> TO DO
Give every entry again, word for word and in full.

> STORED ROWS
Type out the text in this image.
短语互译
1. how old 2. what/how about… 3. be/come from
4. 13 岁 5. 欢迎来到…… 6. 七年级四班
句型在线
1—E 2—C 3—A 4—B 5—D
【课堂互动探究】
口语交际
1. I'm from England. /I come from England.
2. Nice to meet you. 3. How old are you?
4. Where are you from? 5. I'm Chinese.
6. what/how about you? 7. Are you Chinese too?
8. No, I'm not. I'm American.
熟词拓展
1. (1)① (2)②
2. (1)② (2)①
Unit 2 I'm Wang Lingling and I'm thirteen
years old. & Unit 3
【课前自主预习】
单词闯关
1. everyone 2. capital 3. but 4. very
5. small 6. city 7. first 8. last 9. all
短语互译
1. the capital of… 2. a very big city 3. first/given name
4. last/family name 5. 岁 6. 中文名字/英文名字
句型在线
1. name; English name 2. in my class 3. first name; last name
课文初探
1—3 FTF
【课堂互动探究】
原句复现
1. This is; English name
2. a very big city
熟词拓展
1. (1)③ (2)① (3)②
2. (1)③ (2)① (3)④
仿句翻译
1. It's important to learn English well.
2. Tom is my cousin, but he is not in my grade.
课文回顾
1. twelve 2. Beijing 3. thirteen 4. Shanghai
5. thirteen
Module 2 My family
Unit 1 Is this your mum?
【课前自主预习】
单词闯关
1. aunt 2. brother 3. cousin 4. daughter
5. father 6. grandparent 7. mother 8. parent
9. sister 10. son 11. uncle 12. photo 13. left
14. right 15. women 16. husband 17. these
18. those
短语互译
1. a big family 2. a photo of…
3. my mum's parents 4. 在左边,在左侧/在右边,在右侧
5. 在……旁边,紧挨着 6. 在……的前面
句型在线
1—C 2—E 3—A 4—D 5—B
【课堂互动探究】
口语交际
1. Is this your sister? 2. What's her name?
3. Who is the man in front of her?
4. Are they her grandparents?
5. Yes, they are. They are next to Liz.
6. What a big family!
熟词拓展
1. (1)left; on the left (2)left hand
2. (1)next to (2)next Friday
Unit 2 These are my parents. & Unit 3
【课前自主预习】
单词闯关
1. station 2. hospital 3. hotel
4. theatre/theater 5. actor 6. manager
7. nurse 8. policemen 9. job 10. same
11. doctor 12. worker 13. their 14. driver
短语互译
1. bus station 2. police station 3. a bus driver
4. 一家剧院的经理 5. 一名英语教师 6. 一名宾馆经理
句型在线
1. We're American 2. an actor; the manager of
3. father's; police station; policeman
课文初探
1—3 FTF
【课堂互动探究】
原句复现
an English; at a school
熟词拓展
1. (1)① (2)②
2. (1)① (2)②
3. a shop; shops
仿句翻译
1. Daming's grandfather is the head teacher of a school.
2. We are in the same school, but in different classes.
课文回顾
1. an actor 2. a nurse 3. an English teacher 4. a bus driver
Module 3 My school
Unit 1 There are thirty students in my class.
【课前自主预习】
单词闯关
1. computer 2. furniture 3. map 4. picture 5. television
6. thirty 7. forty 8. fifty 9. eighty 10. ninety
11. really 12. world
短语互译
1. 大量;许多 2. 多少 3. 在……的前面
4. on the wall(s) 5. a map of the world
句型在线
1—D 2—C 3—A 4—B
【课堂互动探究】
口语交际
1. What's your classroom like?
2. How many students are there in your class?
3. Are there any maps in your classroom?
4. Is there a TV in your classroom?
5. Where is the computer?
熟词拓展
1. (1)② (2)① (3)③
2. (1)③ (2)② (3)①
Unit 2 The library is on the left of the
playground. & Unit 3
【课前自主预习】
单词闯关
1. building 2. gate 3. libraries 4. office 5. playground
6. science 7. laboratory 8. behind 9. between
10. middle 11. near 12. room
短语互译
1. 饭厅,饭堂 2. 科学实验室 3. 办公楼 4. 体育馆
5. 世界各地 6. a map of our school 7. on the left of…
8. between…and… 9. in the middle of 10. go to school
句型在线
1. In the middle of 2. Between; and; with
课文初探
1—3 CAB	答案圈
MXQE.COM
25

> ANSWER TO THIS PROBLEM
Type out the text in this image.
短语互译
1. how old 2. what/how about… 3. be/come from
4. 13 岁 5. 欢迎来到…… 6. 七年级四班
句型在线
1—E 2—C 3—A 4—B 5—D
【课堂互动探究】
口语交际
1. I'm from England. /I come from England.
2. Nice to meet you. 3. How old are you?
4. Where are you from? 5. I'm Chinese.
6. what/how about you? 7. Are you Chinese too?
8. No, I'm not. I'm American.
熟词拓展
1. (1)① (2)②
2. (1)② (2)①
Unit 2 I'm Wang Lingling and I'm thirteen
years old. & Unit 3
【课前自主预习】
单词闯关
1. everyone 2. capital 3. but 4. very
5. small 6. city 7. first 8. last 9. all
短语互译
1. the capital of… 2. a very big city 3. first/given name
4. last/family name 5. 岁 6. 中文名字/英文名字
句型在线
1. name; English name 2. in my class 3. first name; last name
课文初探
1—3 FTF
【课堂互动探究】
原句复现
1. This is; English name
2. a very big city
熟词拓展
1. (1)③ (2)① (3)②
2. (1)③ (2)① (3)④
仿句翻译
1. It's important to learn English well.
2. Tom is my cousin, but he is not in my grade.
课文回顾
1. twelve 2. Beijing 3. thirteen 4. Shanghai
5. thirteen
Module 2 My family
Unit 1 Is this your mum?
【课前自主预习】
单词闯关
1. aunt 2. brother 3. cousin 4. daughter
5. father 6. grandparent 7. mother 8. parent
9. sister 10. son 11. uncle 12. photo 13. left
14. right 15. women 16. husband 17. these
18. those
短语互译
1. a big family 2. a photo of…
3. my mum's parents 4. 在左边,在左侧/在右边,在右侧
5. 在……旁边,紧挨着 6. 在……的前面
句型在线
1—C 2—E 3—A 4—D 5—B
【课堂互动探究】
口语交际
1. Is this your sister? 2. What's her name?
3. Who is the man in front of her?
4. Are they her grandparents?
5. Yes, they are. They are next to Liz.
6. What a big family!
熟词拓展
1. (1)left; on the left (2)left hand
2. (1)next to (2)next Friday
Unit 2 These are my parents. & Unit 3
【课前自主预习】
单词闯关
1. station 2. hospital 3. hotel
4. theatre/theater 5. actor 6. manager
7. nurse 8. policemen 9. job 10. same
11. doctor 12. worker 13. their 14. driver
短语互译
1. bus station 2. police station 3. a bus driver
4. 一家剧院的经理 5. 一名英语教师 6. 一名宾馆经理
句型在线
1. We're American 2. an actor; the manager of
3. father's; police station; policeman
课文初探
1—3 FTF
【课堂互动探究】
原句复现
an English; at a school
熟词拓展
1. (1)① (2)②
2. (1)① (2)②
3. a shop; shops
仿句翻译
1. Daming's grandfather is the head teacher of a school.
2. We are in the same school, but in different classes.
课文回顾
1. an actor 2. a nurse 3. an English teacher 4. a bus driver
Module 3 My school
Unit 1 There are thirty students in my class.
【课前自主预习】
单词闯关
1. computer 2. furniture 3. map 4. picture 5. television
6. thirty 7. forty 8. fifty 9. eighty 10. ninety
11. really 12. world
短语互译
1. 大量;许多 2. 多少 3. 在……的前面
4. on the wall(s) 5. a map of the world
句型在线
1—D 2—C 3—A 4—B
【课堂互动探究】
口语交际
1. What's your classroom like?
2. How many students are there in your class?
3. Are there any maps in your classroom?
4. Is there a TV in your classroom?
5. Where is the computer?
熟词拓展
1. (1)② (2)① (3)③
2. (1)③ (2)② (3)①
Unit 2 The library is on the left of the
playground. & Unit 3
【课前自主预习】
单词闯关
1. building 2. gate 3. libraries 4. office 5. playground
6. science 7. laboratory 8. behind 9. between
10. middle 11. near 12. room
短语互译
1. 饭厅,饭堂 2. 科学实验室 3. 办公楼 4. 体育馆
5. 世界各地 6. a map of our school 7. on the left of…
8. between…and… 9. in the middle of 10. go to school
句型在线
1. In the middle of 2. Between; and; with
课文初探
1—3 CAB	答案圈
MXQE.COM
25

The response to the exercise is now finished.